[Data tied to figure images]
▽
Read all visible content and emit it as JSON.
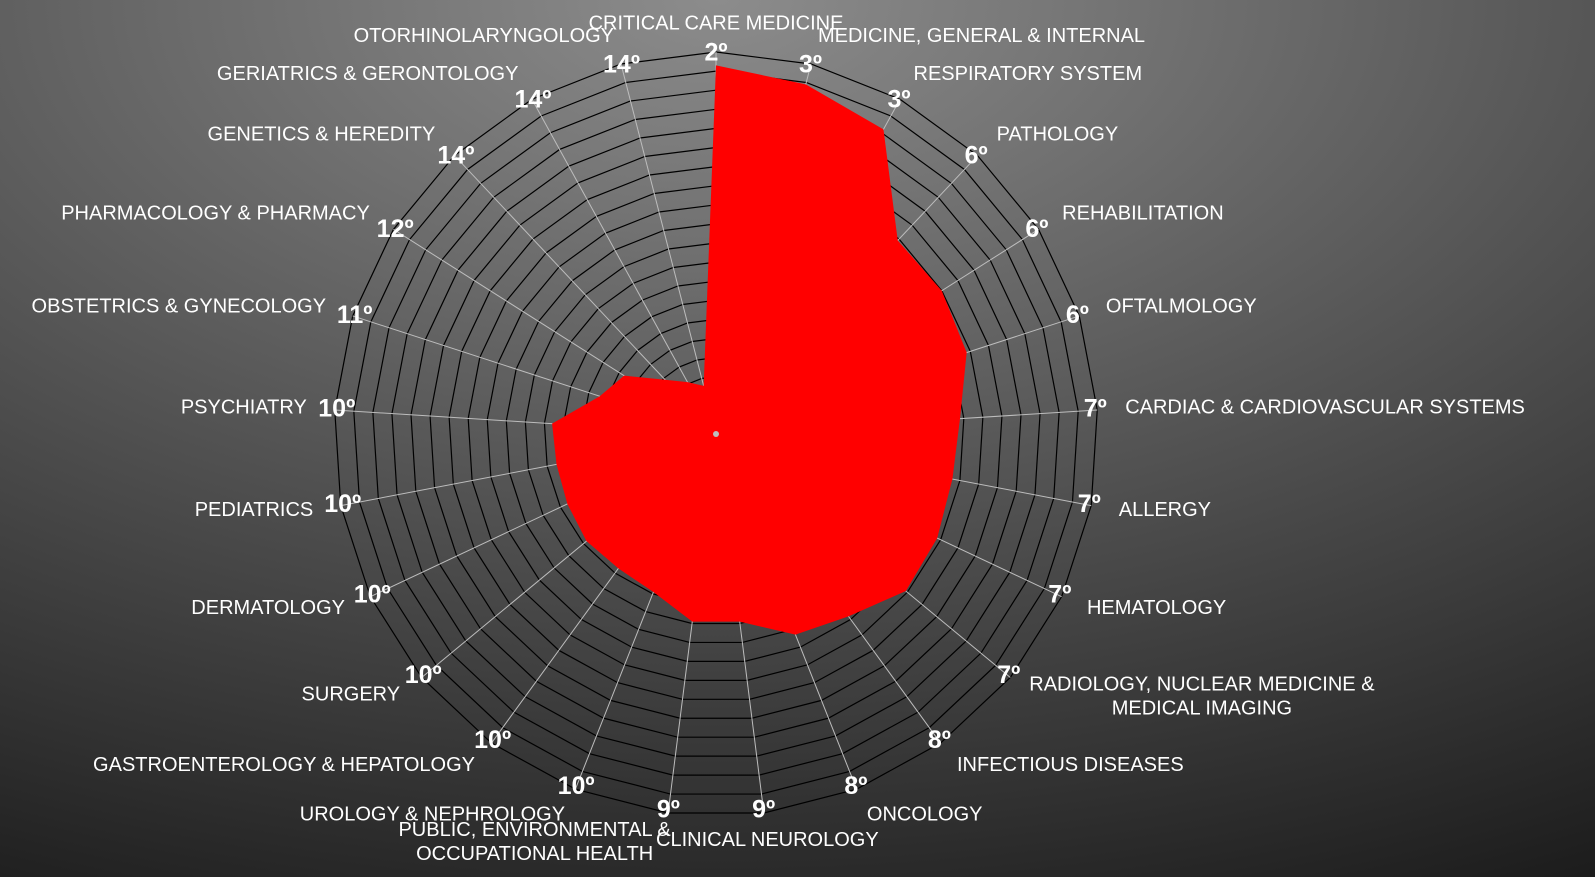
{
  "chart_data": {
    "type": "radar",
    "categories": [
      "CRITICAL CARE MEDICINE",
      "MEDICINE, GENERAL & INTERNAL",
      "RESPIRATORY SYSTEM",
      "PATHOLOGY",
      "REHABILITATION",
      "OFTALMOLOGY",
      "CARDIAC & CARDIOVASCULAR SYSTEMS",
      "ALLERGY",
      "HEMATOLOGY",
      [
        "RADIOLOGY, NUCLEAR MEDICINE &",
        "MEDICAL IMAGING"
      ],
      "INFECTIOUS DISEASES",
      "ONCOLOGY",
      "CLINICAL NEUROLOGY",
      [
        "PUBLIC, ENVIRONMENTAL &",
        "OCCUPATIONAL HEALTH"
      ],
      "UROLOGY & NEPHROLOGY",
      "GASTROENTEROLOGY & HEPATOLOGY",
      "SURGERY",
      "DERMATOLOGY",
      "PEDIATRICS",
      "PSYCHIATRY",
      "OBSTETRICS & GYNECOLOGY",
      "PHARMACOLOGY & PHARMACY",
      "GENETICS & HEREDITY",
      "GERIATRICS & GERONTOLOGY",
      "OTORHINOLARYNGOLOGY"
    ],
    "ranks": [
      "2º",
      "3º",
      "3º",
      "6º",
      "6º",
      "6º",
      "7º",
      "7º",
      "7º",
      "7º",
      "8º",
      "8º",
      "9º",
      "9º",
      "10º",
      "10º",
      "10º",
      "10º",
      "10º",
      "10º",
      "11º",
      "12º",
      "14º",
      "14º",
      "14º"
    ],
    "values": [
      19.3,
      18.9,
      18.2,
      13.9,
      14.0,
      13.8,
      12.8,
      12.6,
      12.8,
      12.9,
      11.8,
      11.3,
      9.9,
      9.9,
      8.9,
      8.7,
      8.8,
      8.6,
      8.5,
      8.6,
      6.4,
      5.7,
      3.9,
      3.1,
      2.6
    ],
    "color": "#ff0000",
    "ylim": [
      0,
      20
    ],
    "yticks": [
      1,
      2,
      3,
      4,
      5,
      6,
      7,
      8,
      9,
      10,
      11,
      12,
      13,
      14,
      15,
      16,
      17,
      18,
      19,
      20
    ],
    "grid": true
  }
}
△
_What you should do_.
Transcribe the whole listing exactly. Pictures are excluded.

_Solution to this problem_.
Read all visible content and emit it as JSON.
{
  "chart_data": {
    "type": "radar",
    "categories": [
      "CRITICAL CARE MEDICINE",
      "MEDICINE, GENERAL & INTERNAL",
      "RESPIRATORY SYSTEM",
      "PATHOLOGY",
      "REHABILITATION",
      "OFTALMOLOGY",
      "CARDIAC & CARDIOVASCULAR SYSTEMS",
      "ALLERGY",
      "HEMATOLOGY",
      [
        "RADIOLOGY, NUCLEAR MEDICINE &",
        "MEDICAL IMAGING"
      ],
      "INFECTIOUS DISEASES",
      "ONCOLOGY",
      "CLINICAL NEUROLOGY",
      [
        "PUBLIC, ENVIRONMENTAL &",
        "OCCUPATIONAL HEALTH"
      ],
      "UROLOGY & NEPHROLOGY",
      "GASTROENTEROLOGY & HEPATOLOGY",
      "SURGERY",
      "DERMATOLOGY",
      "PEDIATRICS",
      "PSYCHIATRY",
      "OBSTETRICS & GYNECOLOGY",
      "PHARMACOLOGY & PHARMACY",
      "GENETICS & HEREDITY",
      "GERIATRICS & GERONTOLOGY",
      "OTORHINOLARYNGOLOGY"
    ],
    "ranks": [
      "2º",
      "3º",
      "3º",
      "6º",
      "6º",
      "6º",
      "7º",
      "7º",
      "7º",
      "7º",
      "8º",
      "8º",
      "9º",
      "9º",
      "10º",
      "10º",
      "10º",
      "10º",
      "10º",
      "10º",
      "11º",
      "12º",
      "14º",
      "14º",
      "14º"
    ],
    "values": [
      19.3,
      18.9,
      18.2,
      13.9,
      14.0,
      13.8,
      12.8,
      12.6,
      12.8,
      12.9,
      11.8,
      11.3,
      9.9,
      9.9,
      8.9,
      8.7,
      8.8,
      8.6,
      8.5,
      8.6,
      6.4,
      5.7,
      3.9,
      3.1,
      2.6
    ],
    "color": "#ff0000",
    "ylim": [
      0,
      20
    ],
    "yticks": [
      1,
      2,
      3,
      4,
      5,
      6,
      7,
      8,
      9,
      10,
      11,
      12,
      13,
      14,
      15,
      16,
      17,
      18,
      19,
      20
    ],
    "grid": true
  }
}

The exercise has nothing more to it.